╔══

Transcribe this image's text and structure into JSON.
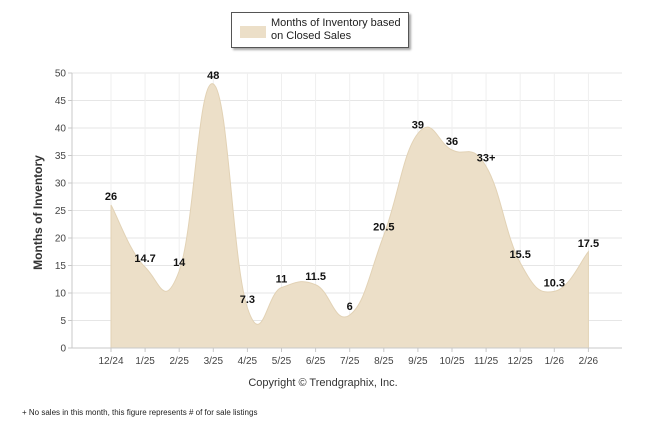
{
  "chart_data": {
    "type": "area",
    "title": "",
    "xlabel": "",
    "ylabel": "Months of Inventory",
    "legend": {
      "label": "Months of Inventory based on Closed Sales",
      "position": "top-center"
    },
    "categories": [
      "12/24",
      "1/25",
      "2/25",
      "3/25",
      "4/25",
      "5/25",
      "6/25",
      "7/25",
      "8/25",
      "9/25",
      "10/25",
      "11/25",
      "12/25",
      "1/26",
      "2/26"
    ],
    "values": [
      26,
      14.7,
      14,
      48,
      7.3,
      11,
      11.5,
      6,
      20.5,
      39,
      36,
      33,
      15.5,
      10.3,
      17.5
    ],
    "data_labels": [
      "26",
      "14.7",
      "14",
      "48",
      "7.3",
      "11",
      "11.5",
      "6",
      "20.5",
      "39",
      "36",
      "33+",
      "15.5",
      "10.3",
      "17.5"
    ],
    "ylim": [
      0,
      50
    ],
    "yticks": [
      0,
      5,
      10,
      15,
      20,
      25,
      30,
      35,
      40,
      45,
      50
    ],
    "grid": true,
    "fill_color": "#ecdfc8"
  },
  "copyright": "Copyright © Trendgraphix, Inc.",
  "footnote": "+ No sales in this month, this figure represents # of for sale listings"
}
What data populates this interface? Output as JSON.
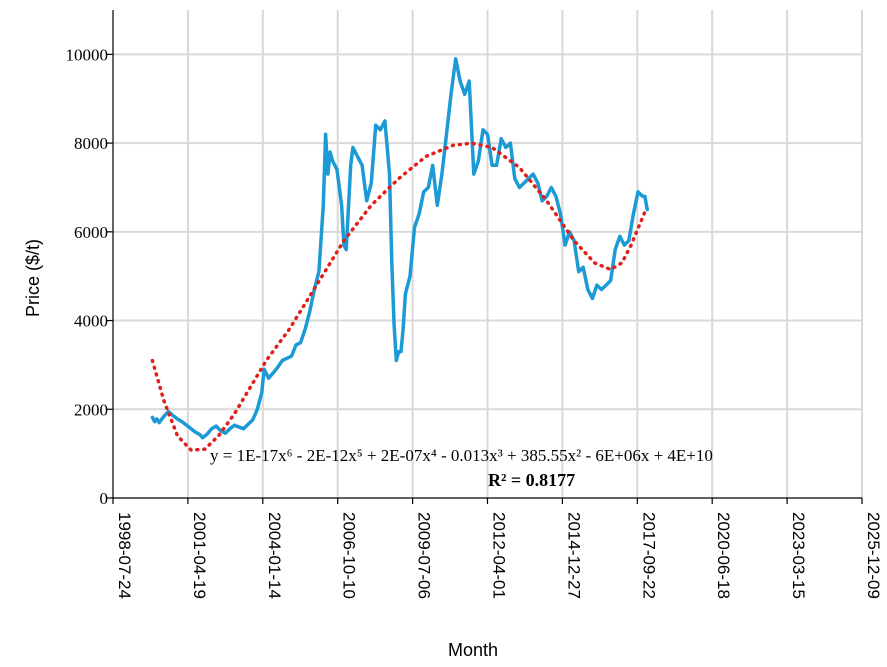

╚══

TASK STATEMENT:
Reproduce the material in its entirety and word for word, without the pictures.

SOLUTION:
Transcribe this image's text and structure into JSON.
{
  "chart_data": {
    "type": "area",
    "title": "",
    "xlabel": "",
    "ylabel": "Months of Inventory",
    "legend": {
      "label": "Months of Inventory based on Closed Sales",
      "position": "top-center"
    },
    "categories": [
      "12/24",
      "1/25",
      "2/25",
      "3/25",
      "4/25",
      "5/25",
      "6/25",
      "7/25",
      "8/25",
      "9/25",
      "10/25",
      "11/25",
      "12/25",
      "1/26",
      "2/26"
    ],
    "values": [
      26,
      14.7,
      14,
      48,
      7.3,
      11,
      11.5,
      6,
      20.5,
      39,
      36,
      33,
      15.5,
      10.3,
      17.5
    ],
    "data_labels": [
      "26",
      "14.7",
      "14",
      "48",
      "7.3",
      "11",
      "11.5",
      "6",
      "20.5",
      "39",
      "36",
      "33+",
      "15.5",
      "10.3",
      "17.5"
    ],
    "ylim": [
      0,
      50
    ],
    "yticks": [
      0,
      5,
      10,
      15,
      20,
      25,
      30,
      35,
      40,
      45,
      50
    ],
    "grid": true,
    "fill_color": "#ecdfc8"
  },
  "copyright": "Copyright © Trendgraphix, Inc.",
  "footnote": "+ No sales in this month, this figure represents # of for sale listings"
}
What data populates this interface? Output as JSON.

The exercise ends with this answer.